▶ **Written task**:
Gather all lines from the material that contain "kalmıştır".

▶ **Data in this exercise**:
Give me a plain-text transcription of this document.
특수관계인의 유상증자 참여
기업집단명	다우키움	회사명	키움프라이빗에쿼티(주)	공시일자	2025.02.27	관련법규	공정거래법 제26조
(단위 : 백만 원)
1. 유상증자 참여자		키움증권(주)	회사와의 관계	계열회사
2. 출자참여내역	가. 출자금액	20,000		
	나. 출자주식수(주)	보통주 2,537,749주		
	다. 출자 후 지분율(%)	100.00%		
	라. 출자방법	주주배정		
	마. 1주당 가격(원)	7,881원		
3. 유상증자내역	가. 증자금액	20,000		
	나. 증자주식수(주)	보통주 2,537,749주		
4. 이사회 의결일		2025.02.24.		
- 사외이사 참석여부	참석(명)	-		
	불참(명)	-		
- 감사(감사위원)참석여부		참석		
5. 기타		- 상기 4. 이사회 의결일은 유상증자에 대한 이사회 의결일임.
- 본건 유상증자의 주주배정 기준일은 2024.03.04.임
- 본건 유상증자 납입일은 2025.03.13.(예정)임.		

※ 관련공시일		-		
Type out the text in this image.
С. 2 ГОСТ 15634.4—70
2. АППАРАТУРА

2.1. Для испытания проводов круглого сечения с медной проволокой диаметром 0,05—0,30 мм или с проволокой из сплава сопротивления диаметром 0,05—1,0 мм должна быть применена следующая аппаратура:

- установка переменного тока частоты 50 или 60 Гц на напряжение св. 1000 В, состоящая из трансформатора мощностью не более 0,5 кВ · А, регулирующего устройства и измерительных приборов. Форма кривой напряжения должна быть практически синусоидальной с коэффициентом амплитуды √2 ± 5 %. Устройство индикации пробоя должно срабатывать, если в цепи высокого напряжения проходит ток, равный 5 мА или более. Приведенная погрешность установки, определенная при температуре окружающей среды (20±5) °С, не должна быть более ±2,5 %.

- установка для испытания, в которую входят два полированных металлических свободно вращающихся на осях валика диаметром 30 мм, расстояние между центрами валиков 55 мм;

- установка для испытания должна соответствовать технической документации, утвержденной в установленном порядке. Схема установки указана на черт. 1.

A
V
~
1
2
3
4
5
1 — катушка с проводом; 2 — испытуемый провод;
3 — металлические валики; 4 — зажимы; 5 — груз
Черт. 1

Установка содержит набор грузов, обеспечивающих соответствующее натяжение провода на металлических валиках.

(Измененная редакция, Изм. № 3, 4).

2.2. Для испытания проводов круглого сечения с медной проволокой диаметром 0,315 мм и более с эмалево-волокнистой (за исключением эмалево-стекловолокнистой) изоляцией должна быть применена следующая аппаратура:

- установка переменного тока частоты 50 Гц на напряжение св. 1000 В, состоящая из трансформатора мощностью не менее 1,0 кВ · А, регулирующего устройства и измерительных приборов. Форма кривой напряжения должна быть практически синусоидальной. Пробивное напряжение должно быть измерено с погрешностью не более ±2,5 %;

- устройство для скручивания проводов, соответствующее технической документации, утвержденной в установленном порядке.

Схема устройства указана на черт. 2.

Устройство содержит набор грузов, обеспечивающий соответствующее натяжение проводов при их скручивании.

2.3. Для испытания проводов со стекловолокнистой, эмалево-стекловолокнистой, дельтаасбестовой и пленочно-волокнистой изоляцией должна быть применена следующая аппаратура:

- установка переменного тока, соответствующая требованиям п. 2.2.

---

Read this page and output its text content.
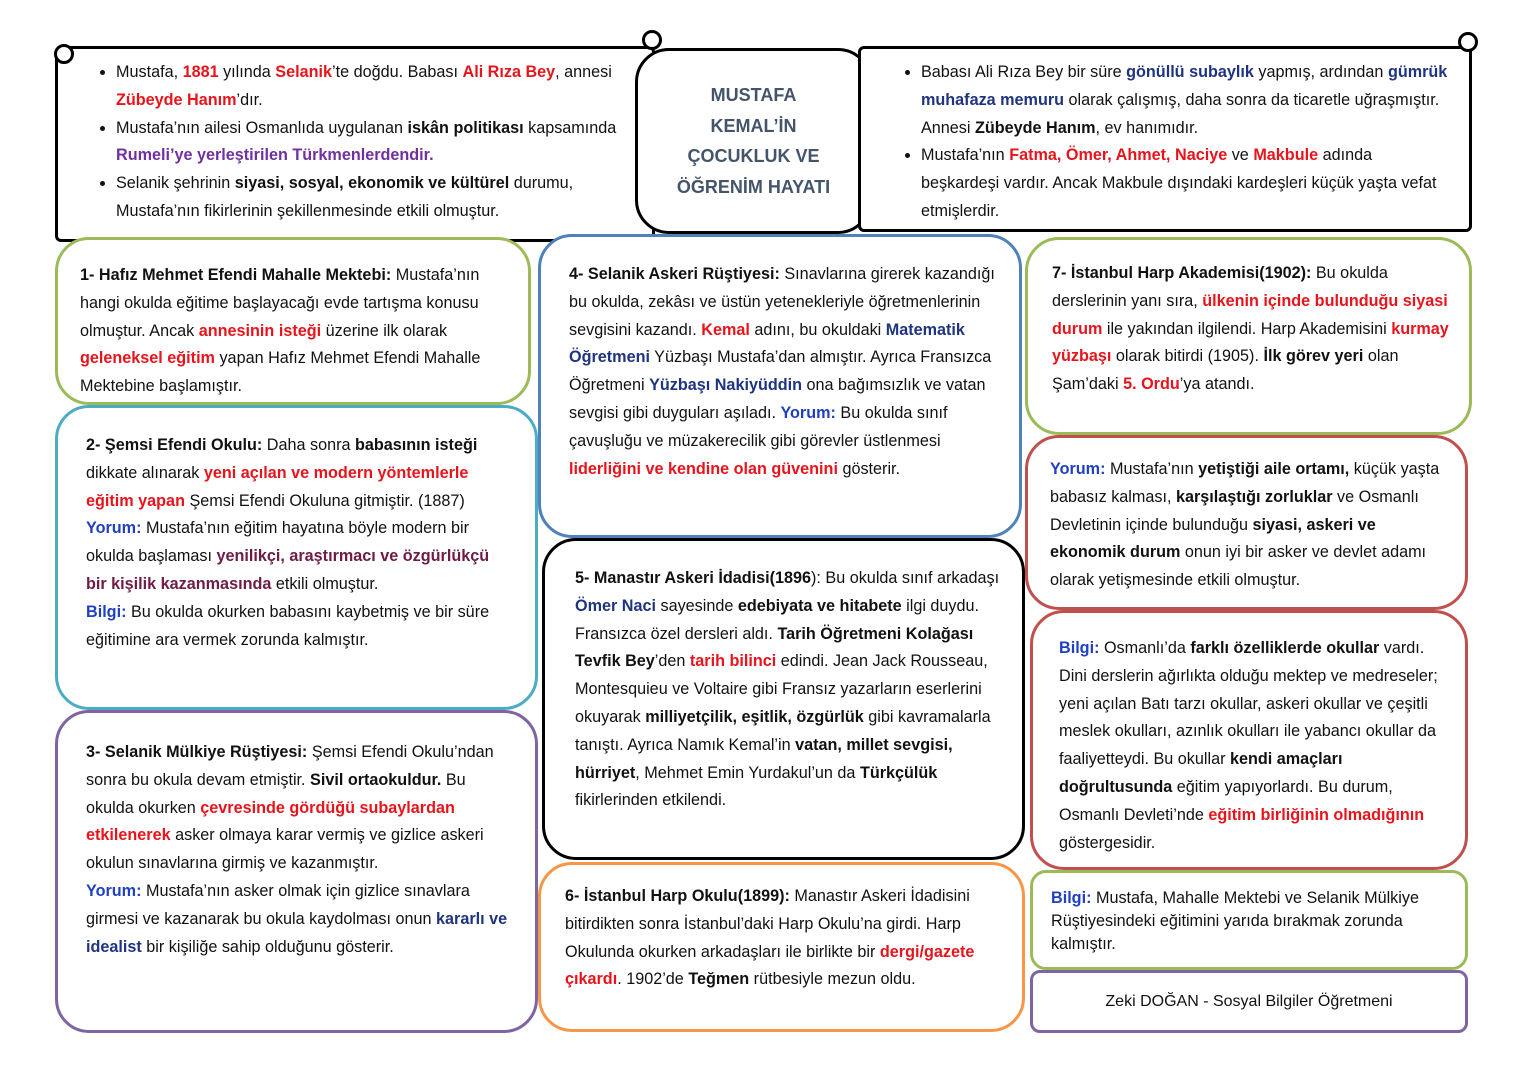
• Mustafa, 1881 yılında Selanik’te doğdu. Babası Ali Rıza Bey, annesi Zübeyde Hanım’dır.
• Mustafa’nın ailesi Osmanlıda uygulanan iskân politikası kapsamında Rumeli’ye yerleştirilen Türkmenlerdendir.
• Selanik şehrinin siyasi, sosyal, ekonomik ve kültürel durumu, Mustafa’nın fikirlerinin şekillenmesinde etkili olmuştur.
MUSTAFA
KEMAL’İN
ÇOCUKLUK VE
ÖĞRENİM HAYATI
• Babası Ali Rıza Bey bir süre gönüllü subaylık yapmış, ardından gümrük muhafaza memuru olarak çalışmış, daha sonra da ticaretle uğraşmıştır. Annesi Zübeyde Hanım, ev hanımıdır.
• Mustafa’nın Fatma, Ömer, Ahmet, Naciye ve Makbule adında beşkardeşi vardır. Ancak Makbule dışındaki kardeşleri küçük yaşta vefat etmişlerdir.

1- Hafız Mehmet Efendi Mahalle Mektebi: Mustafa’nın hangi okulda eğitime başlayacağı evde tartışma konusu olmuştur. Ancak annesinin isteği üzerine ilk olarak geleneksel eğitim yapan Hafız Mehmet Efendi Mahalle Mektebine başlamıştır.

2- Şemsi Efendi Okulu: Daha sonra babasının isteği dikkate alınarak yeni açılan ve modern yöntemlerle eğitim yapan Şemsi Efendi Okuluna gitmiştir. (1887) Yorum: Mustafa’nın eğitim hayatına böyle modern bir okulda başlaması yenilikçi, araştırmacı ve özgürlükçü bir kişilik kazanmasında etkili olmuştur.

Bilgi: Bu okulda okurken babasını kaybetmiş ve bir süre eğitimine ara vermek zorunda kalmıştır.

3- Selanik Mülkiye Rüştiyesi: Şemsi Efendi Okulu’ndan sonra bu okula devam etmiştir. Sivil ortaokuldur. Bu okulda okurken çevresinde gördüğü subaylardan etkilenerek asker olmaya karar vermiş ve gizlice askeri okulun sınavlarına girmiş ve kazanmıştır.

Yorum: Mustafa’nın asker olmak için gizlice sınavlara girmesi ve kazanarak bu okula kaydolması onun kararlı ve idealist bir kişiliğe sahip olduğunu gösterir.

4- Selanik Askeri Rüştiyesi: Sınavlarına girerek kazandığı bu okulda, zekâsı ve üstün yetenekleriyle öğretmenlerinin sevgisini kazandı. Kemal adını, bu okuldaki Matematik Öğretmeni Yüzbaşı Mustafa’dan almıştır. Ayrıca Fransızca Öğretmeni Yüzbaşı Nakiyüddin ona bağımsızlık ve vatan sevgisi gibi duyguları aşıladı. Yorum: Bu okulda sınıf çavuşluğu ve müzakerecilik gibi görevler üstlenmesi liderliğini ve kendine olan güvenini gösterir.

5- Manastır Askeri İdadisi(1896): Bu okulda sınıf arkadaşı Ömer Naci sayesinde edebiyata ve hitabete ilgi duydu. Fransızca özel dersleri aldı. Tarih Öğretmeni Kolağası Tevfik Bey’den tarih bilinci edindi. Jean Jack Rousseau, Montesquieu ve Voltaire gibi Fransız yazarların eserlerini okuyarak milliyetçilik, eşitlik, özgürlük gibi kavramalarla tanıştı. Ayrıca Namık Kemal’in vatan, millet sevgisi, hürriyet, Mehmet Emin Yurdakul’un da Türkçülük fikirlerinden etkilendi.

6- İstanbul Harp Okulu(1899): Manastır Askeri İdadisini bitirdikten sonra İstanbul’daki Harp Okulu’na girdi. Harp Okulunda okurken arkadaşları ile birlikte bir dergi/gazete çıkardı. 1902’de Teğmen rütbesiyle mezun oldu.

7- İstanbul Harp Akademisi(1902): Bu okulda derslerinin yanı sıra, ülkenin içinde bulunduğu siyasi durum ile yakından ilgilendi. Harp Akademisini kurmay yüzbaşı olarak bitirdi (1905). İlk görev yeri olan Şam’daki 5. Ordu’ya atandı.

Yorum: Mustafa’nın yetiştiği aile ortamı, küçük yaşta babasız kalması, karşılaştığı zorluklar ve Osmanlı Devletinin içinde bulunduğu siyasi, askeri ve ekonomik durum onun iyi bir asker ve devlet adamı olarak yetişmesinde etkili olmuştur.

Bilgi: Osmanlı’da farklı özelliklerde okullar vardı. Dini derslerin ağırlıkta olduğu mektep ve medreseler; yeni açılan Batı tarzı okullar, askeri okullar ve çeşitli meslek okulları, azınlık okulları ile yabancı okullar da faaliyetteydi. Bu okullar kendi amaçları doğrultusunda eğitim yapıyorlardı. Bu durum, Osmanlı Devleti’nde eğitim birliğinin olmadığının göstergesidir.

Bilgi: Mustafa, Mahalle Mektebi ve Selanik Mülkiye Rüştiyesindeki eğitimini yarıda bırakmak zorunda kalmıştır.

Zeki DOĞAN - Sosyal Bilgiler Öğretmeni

▶ **Reply to the exercise**:
Bilgi: Bu okulda okurken babasını kaybetmiş ve bir süre eğitimine ara vermek zorunda kalmıştır.
Bilgi: Mustafa, Mahalle Mektebi ve Selanik Mülkiye Rüştiyesindeki eğitimini yarıda bırakmak zorunda kalmıştır.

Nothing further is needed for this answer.